§ **Source records**:

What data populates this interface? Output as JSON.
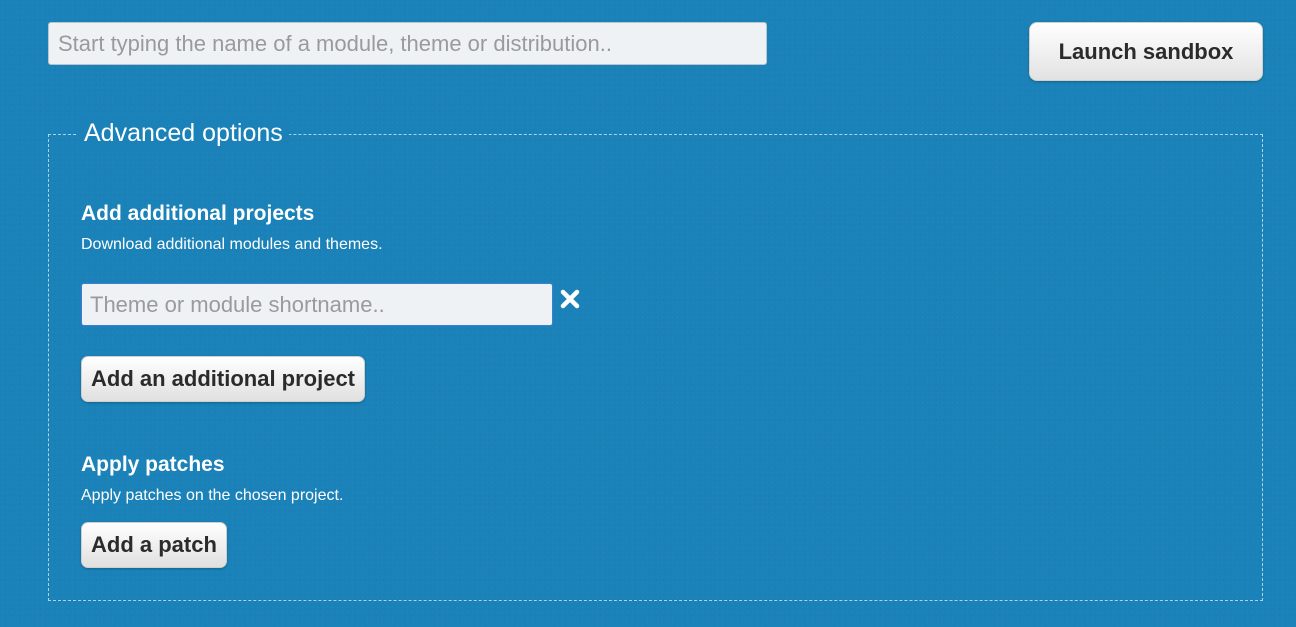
{
  "header": {
    "search_placeholder": "Start typing the name of a module, theme or distribution..",
    "launch_label": "Launch sandbox"
  },
  "advanced": {
    "legend": "Advanced options",
    "projects": {
      "title": "Add additional projects",
      "description": "Download additional modules and themes.",
      "input_placeholder": "Theme or module shortname..",
      "remove_icon": "close-x-icon",
      "add_label": "Add an additional project"
    },
    "patches": {
      "title": "Apply patches",
      "description": "Apply patches on the chosen project.",
      "add_label": "Add a patch"
    }
  },
  "colors": {
    "background": "#1a82b8",
    "text": "#ffffff",
    "button_text": "#2b2b2b",
    "input_focus_border": "#3a7fd1"
  }
}
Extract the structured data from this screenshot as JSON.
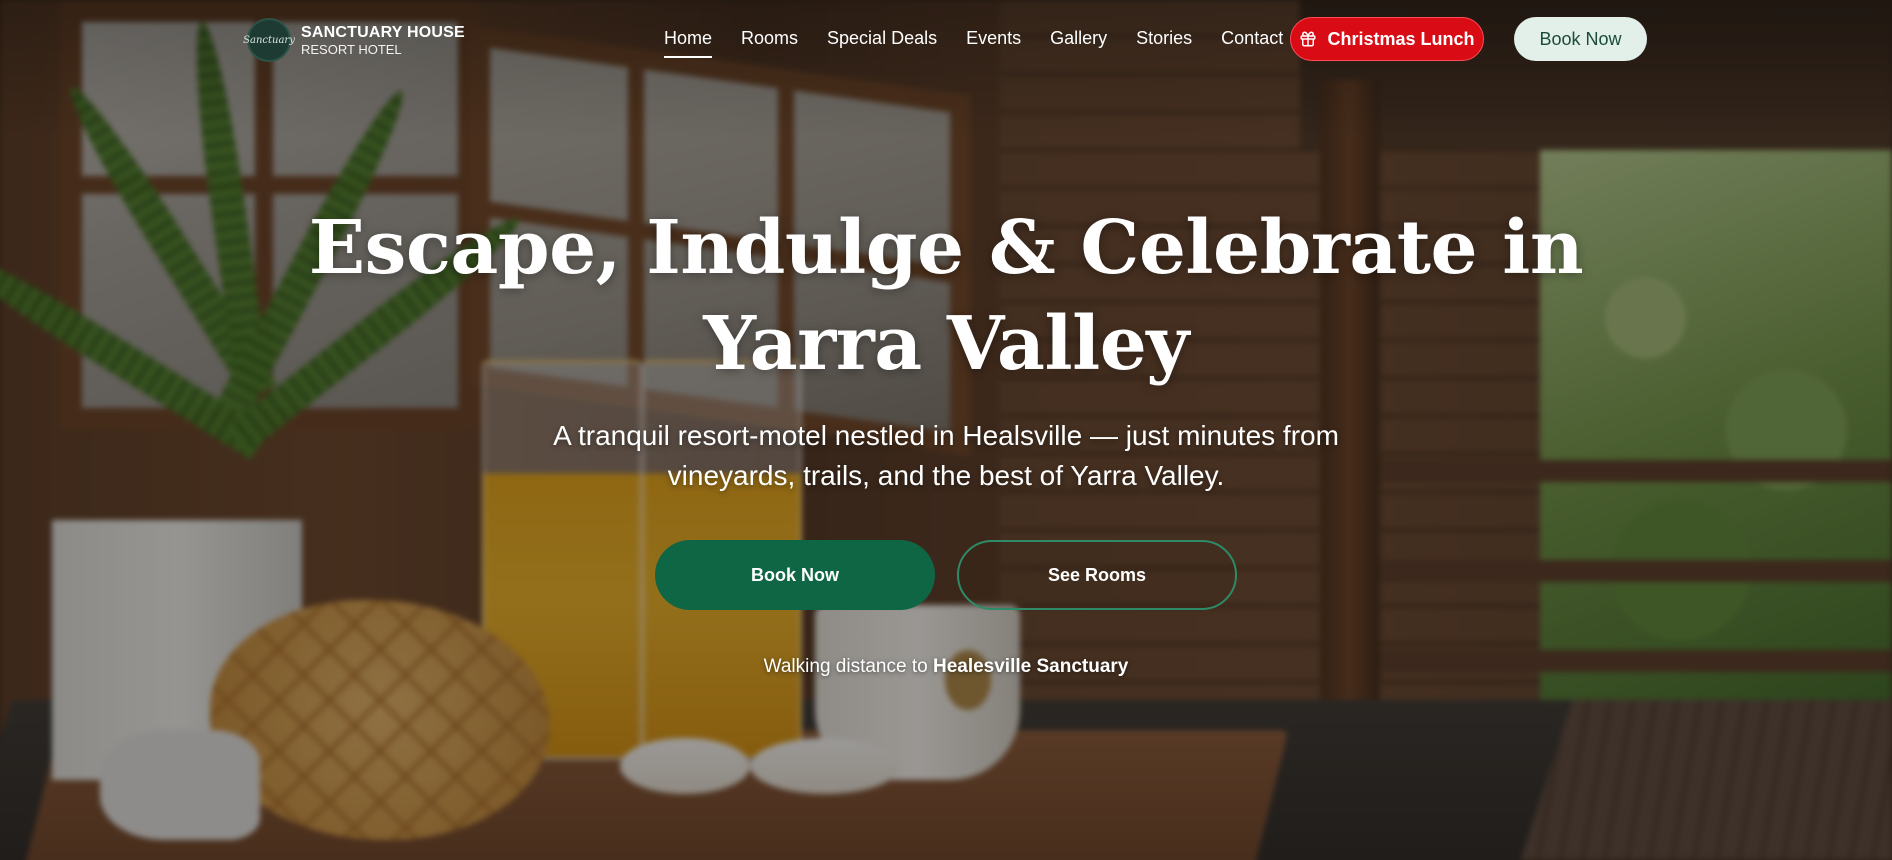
{
  "brand": {
    "logo_text": "Sanctuary",
    "name": "SANCTUARY HOUSE",
    "subtitle": "RESORT HOTEL"
  },
  "nav": {
    "items": [
      {
        "label": "Home",
        "active": true
      },
      {
        "label": "Rooms",
        "active": false
      },
      {
        "label": "Special Deals",
        "active": false
      },
      {
        "label": "Events",
        "active": false
      },
      {
        "label": "Gallery",
        "active": false
      },
      {
        "label": "Stories",
        "active": false
      },
      {
        "label": "Contact",
        "active": false
      }
    ],
    "christmas_button": {
      "label": "Christmas Lunch",
      "icon": "gift-icon",
      "color": "#d90b14"
    },
    "book_button": {
      "label": "Book Now",
      "color": "#e3efe9"
    }
  },
  "hero": {
    "title": "Escape, Indulge & Celebrate in Yarra Valley",
    "subtitle": "A tranquil resort-motel nestled in Healsville — just minutes from vineyards, trails, and the best of Yarra Valley.",
    "primary_button": "Book Now",
    "secondary_button": "See Rooms",
    "note_prefix": "Walking distance to",
    "note_highlight": "Healesville Sanctuary"
  },
  "colors": {
    "accent_green": "#0f6645",
    "christmas_red": "#d90b14",
    "light_green": "#e3efe9"
  }
}
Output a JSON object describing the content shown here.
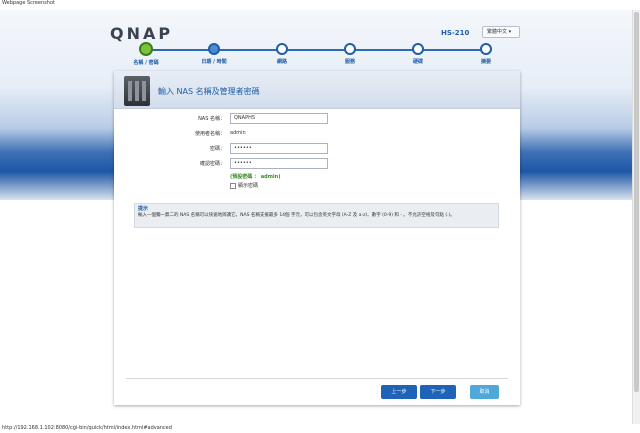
{
  "window": {
    "caption": "Webpage Screenshot"
  },
  "header": {
    "logo": "QNAP",
    "model": "HS-210",
    "language": "繁體中文 ▾"
  },
  "steps": [
    {
      "label": "名稱 / 密碼",
      "state": "current"
    },
    {
      "label": "日期 / 時間",
      "state": "done"
    },
    {
      "label": "網路",
      "state": "todo"
    },
    {
      "label": "服務",
      "state": "todo"
    },
    {
      "label": "硬碟",
      "state": "todo"
    },
    {
      "label": "摘要",
      "state": "todo"
    }
  ],
  "panel": {
    "title": "輸入 NAS 名稱及管理者密碼"
  },
  "form": {
    "nas_name_label": "NAS 名稱：",
    "nas_name_value": "QNAPHS",
    "username_label": "使用者名稱：",
    "username_value": "admin",
    "password_label": "密碼：",
    "password_value": "••••••",
    "confirm_label": "確認密碼：",
    "confirm_value": "••••••",
    "default_hint": "(預設密碼 ： admin)",
    "show_password_label": "顯示密碼"
  },
  "tip": {
    "title": "提示",
    "text": "輸入一個獨一無二的 NAS 名稱可以快速地辨識它。NAS 名稱支援最多 14個 字元，可以包含英文字母 (A-Z 及 a-z)、數字 (0-9) 和 - 。不允許空格及句點 (.)。"
  },
  "buttons": {
    "prev": "上一步",
    "next": "下一步",
    "cancel": "取消"
  },
  "status": {
    "url": "http://192.168.1.102:8080/cgi-bin/quick/html/index.html#advanced"
  }
}
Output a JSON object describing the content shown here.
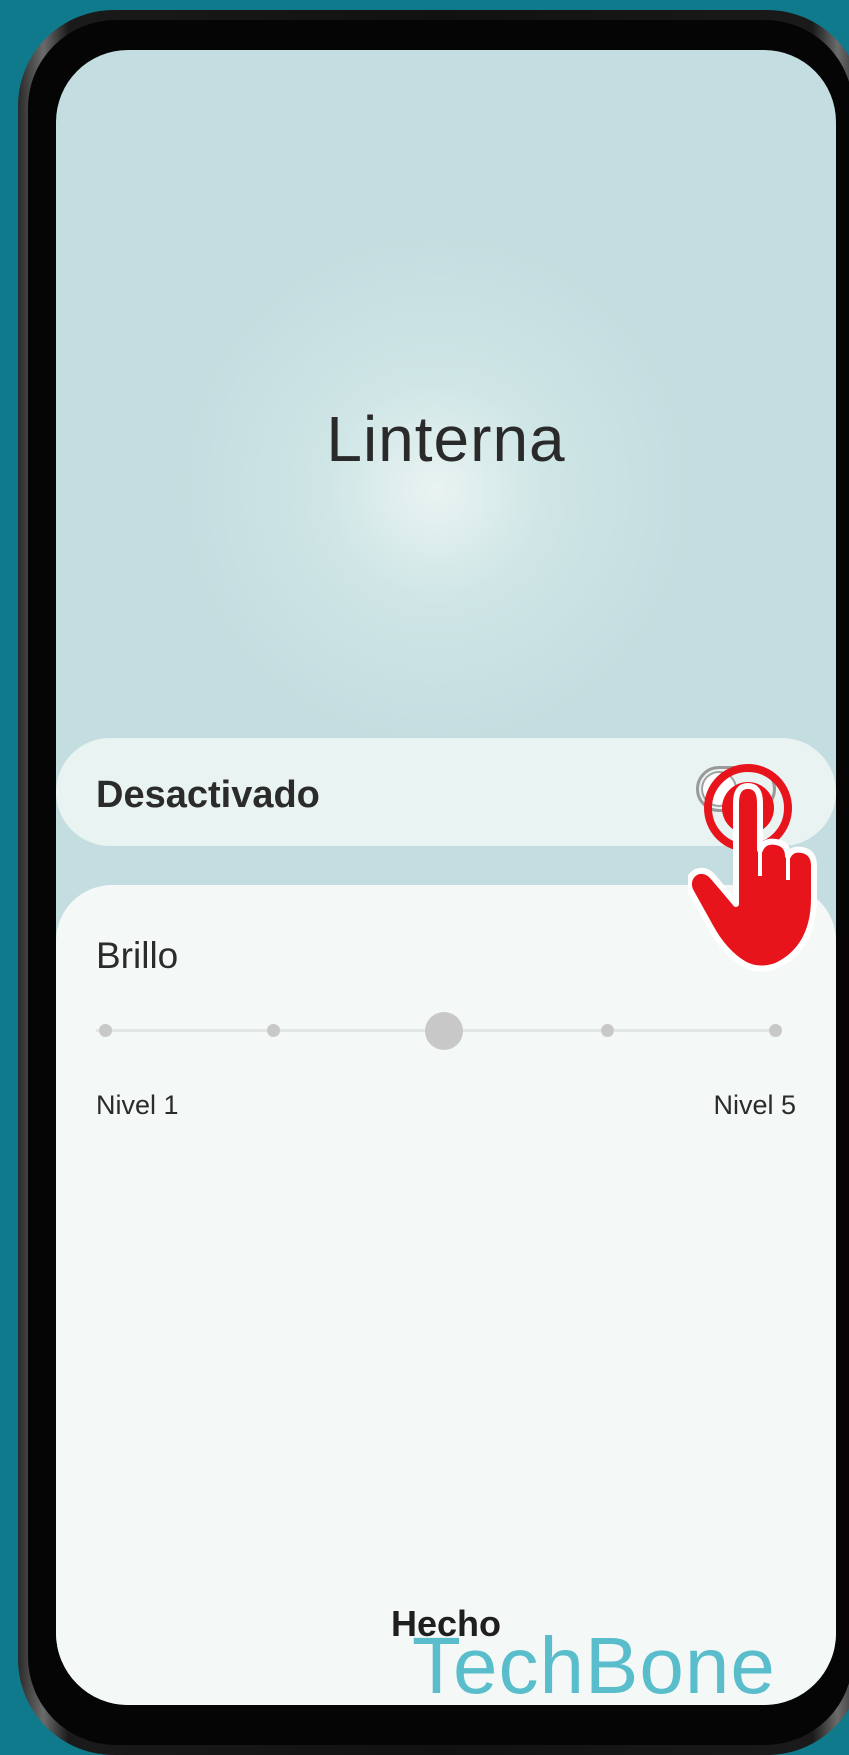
{
  "screen": {
    "title": "Linterna"
  },
  "toggle": {
    "label": "Desactivado",
    "state": "off"
  },
  "brightness": {
    "label": "Brillo",
    "levels": 5,
    "current_level": 3,
    "min_label": "Nivel 1",
    "max_label": "Nivel 5"
  },
  "footer": {
    "done_label": "Hecho"
  },
  "watermark": {
    "text": "TechBone"
  },
  "colors": {
    "background": "#0f7a8c",
    "screen_top": "#c3dde0",
    "panel": "#f4f8f7",
    "tap_indicator": "#e8141c"
  },
  "icons": {
    "tap_hint": "hand-pointer-icon"
  }
}
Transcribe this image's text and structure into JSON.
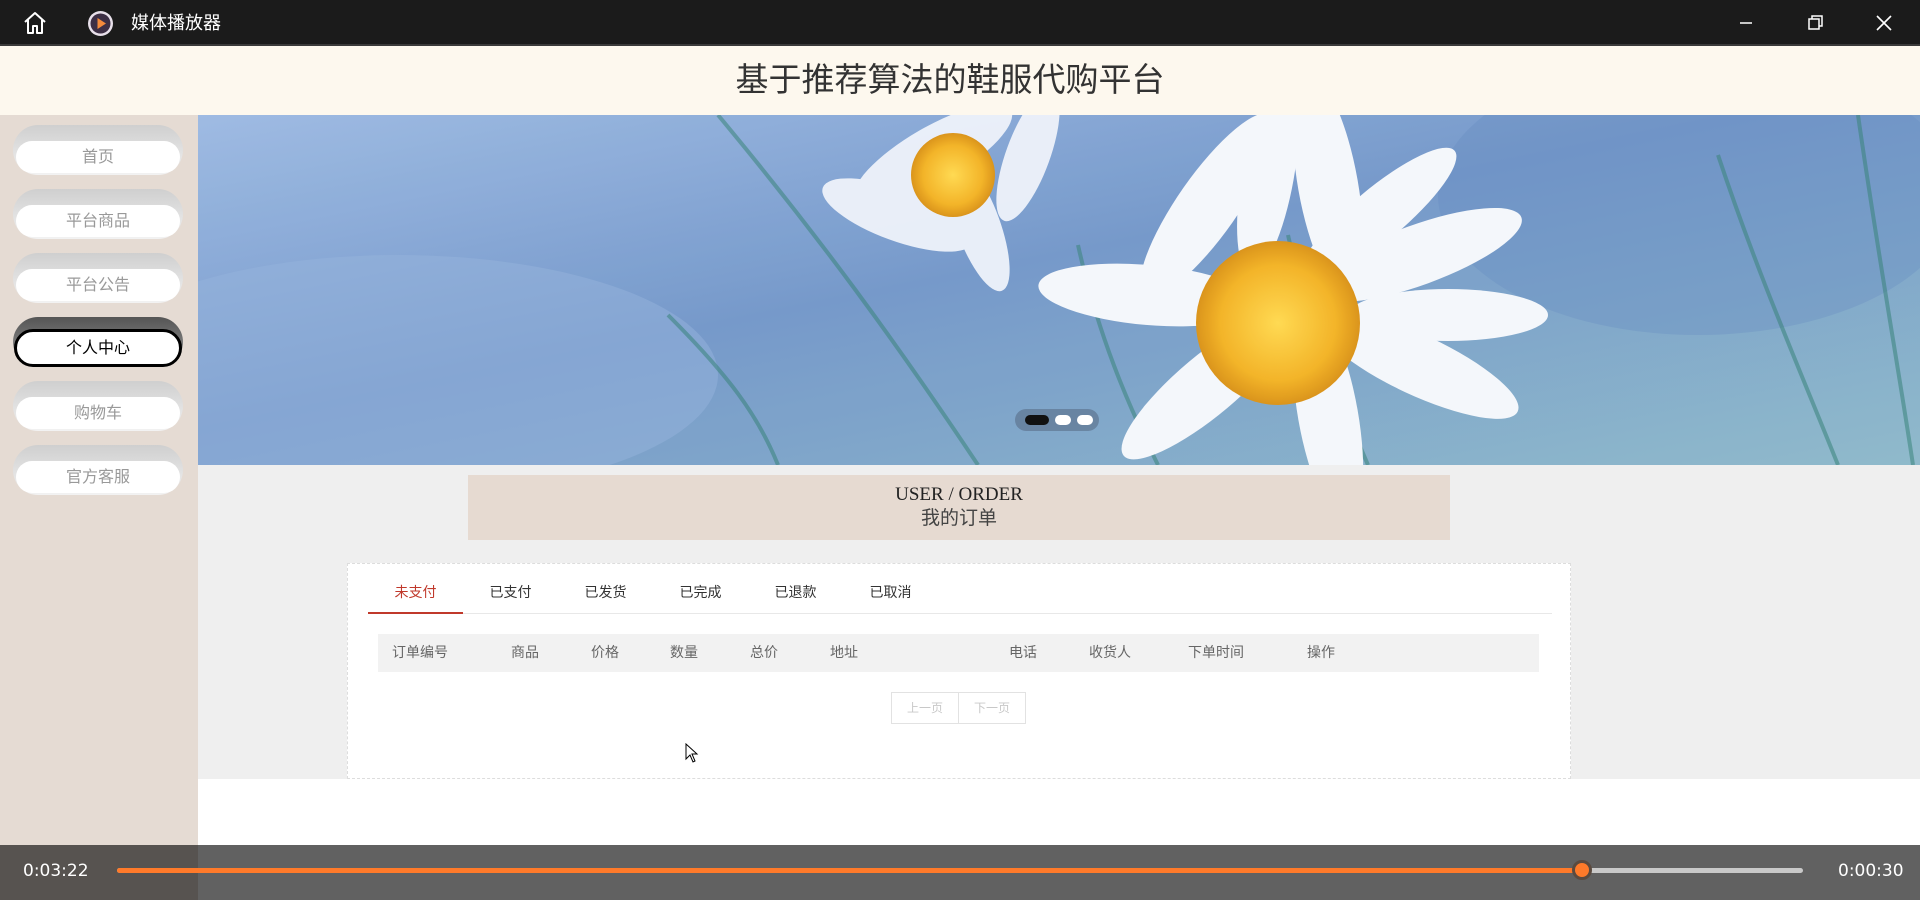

§ **Exercise**: Reproduce the material above verbatim; omit every picture.

§ **Written answer**:
What data populates this interface? Output as JSON.
{
  "header": {
    "search_placeholder": "Start typing the name of a module, theme or distribution..",
    "launch_label": "Launch sandbox"
  },
  "advanced": {
    "legend": "Advanced options",
    "projects": {
      "title": "Add additional projects",
      "description": "Download additional modules and themes.",
      "input_placeholder": "Theme or module shortname..",
      "remove_icon": "close-x-icon",
      "add_label": "Add an additional project"
    },
    "patches": {
      "title": "Apply patches",
      "description": "Apply patches on the chosen project.",
      "add_label": "Add a patch"
    }
  },
  "colors": {
    "background": "#1a82b8",
    "text": "#ffffff",
    "button_text": "#2b2b2b",
    "input_focus_border": "#3a7fd1"
  }
}
Extract the structured data from this screenshot as JSON.
{
  "brand": {
    "logo_text": "Sanctuary",
    "name": "SANCTUARY HOUSE",
    "subtitle": "RESORT HOTEL"
  },
  "nav": {
    "items": [
      {
        "label": "Home",
        "active": true
      },
      {
        "label": "Rooms",
        "active": false
      },
      {
        "label": "Special Deals",
        "active": false
      },
      {
        "label": "Events",
        "active": false
      },
      {
        "label": "Gallery",
        "active": false
      },
      {
        "label": "Stories",
        "active": false
      },
      {
        "label": "Contact",
        "active": false
      }
    ],
    "christmas_button": {
      "label": "Christmas Lunch",
      "icon": "gift-icon",
      "color": "#d90b14"
    },
    "book_button": {
      "label": "Book Now",
      "color": "#e3efe9"
    }
  },
  "hero": {
    "title": "Escape, Indulge & Celebrate in Yarra Valley",
    "subtitle": "A tranquil resort-motel nestled in Healsville — just minutes from vineyards, trails, and the best of Yarra Valley.",
    "primary_button": "Book Now",
    "secondary_button": "See Rooms",
    "note_prefix": "Walking distance to",
    "note_highlight": "Healesville Sanctuary"
  },
  "colors": {
    "accent_green": "#0f6645",
    "christmas_red": "#d90b14",
    "light_green": "#e3efe9"
  }
}
Output a JSON object describing the content shown here.
{
  "window": {
    "caption": "Webpage Screenshot"
  },
  "header": {
    "logo": "QNAP",
    "model": "HS-210",
    "language": "繁體中文 ▾"
  },
  "steps": [
    {
      "label": "名稱 / 密碼",
      "state": "current"
    },
    {
      "label": "日期 / 時間",
      "state": "done"
    },
    {
      "label": "網路",
      "state": "todo"
    },
    {
      "label": "服務",
      "state": "todo"
    },
    {
      "label": "硬碟",
      "state": "todo"
    },
    {
      "label": "摘要",
      "state": "todo"
    }
  ],
  "panel": {
    "title": "輸入 NAS 名稱及管理者密碼"
  },
  "form": {
    "nas_name_label": "NAS 名稱：",
    "nas_name_value": "QNAPHS",
    "username_label": "使用者名稱：",
    "username_value": "admin",
    "password_label": "密碼：",
    "password_value": "••••••",
    "confirm_label": "確認密碼：",
    "confirm_value": "••••••",
    "default_hint": "(預設密碼 ： admin)",
    "show_password_label": "顯示密碼"
  },
  "tip": {
    "title": "提示",
    "text": "輸入一個獨一無二的 NAS 名稱可以快速地辨識它。NAS 名稱支援最多 14個 字元，可以包含英文字母 (A-Z 及 a-z)、數字 (0-9) 和 - 。不允許空格及句點 (.)。"
  },
  "buttons": {
    "prev": "上一步",
    "next": "下一步",
    "cancel": "取消"
  },
  "status": {
    "url": "http://192.168.1.102:8080/cgi-bin/quick/html/index.html#advanced"
  }
}
Output a JSON object describing the content shown here.
{
  "screen": {
    "title": "Linterna"
  },
  "toggle": {
    "label": "Desactivado",
    "state": "off"
  },
  "brightness": {
    "label": "Brillo",
    "levels": 5,
    "current_level": 3,
    "min_label": "Nivel 1",
    "max_label": "Nivel 5"
  },
  "footer": {
    "done_label": "Hecho"
  },
  "watermark": {
    "text": "TechBone"
  },
  "colors": {
    "background": "#0f7a8c",
    "screen_top": "#c3dde0",
    "panel": "#f4f8f7",
    "tap_indicator": "#e8141c"
  },
  "icons": {
    "tap_hint": "hand-pointer-icon"
  }
}
Transcribe this image's text and structure into JSON.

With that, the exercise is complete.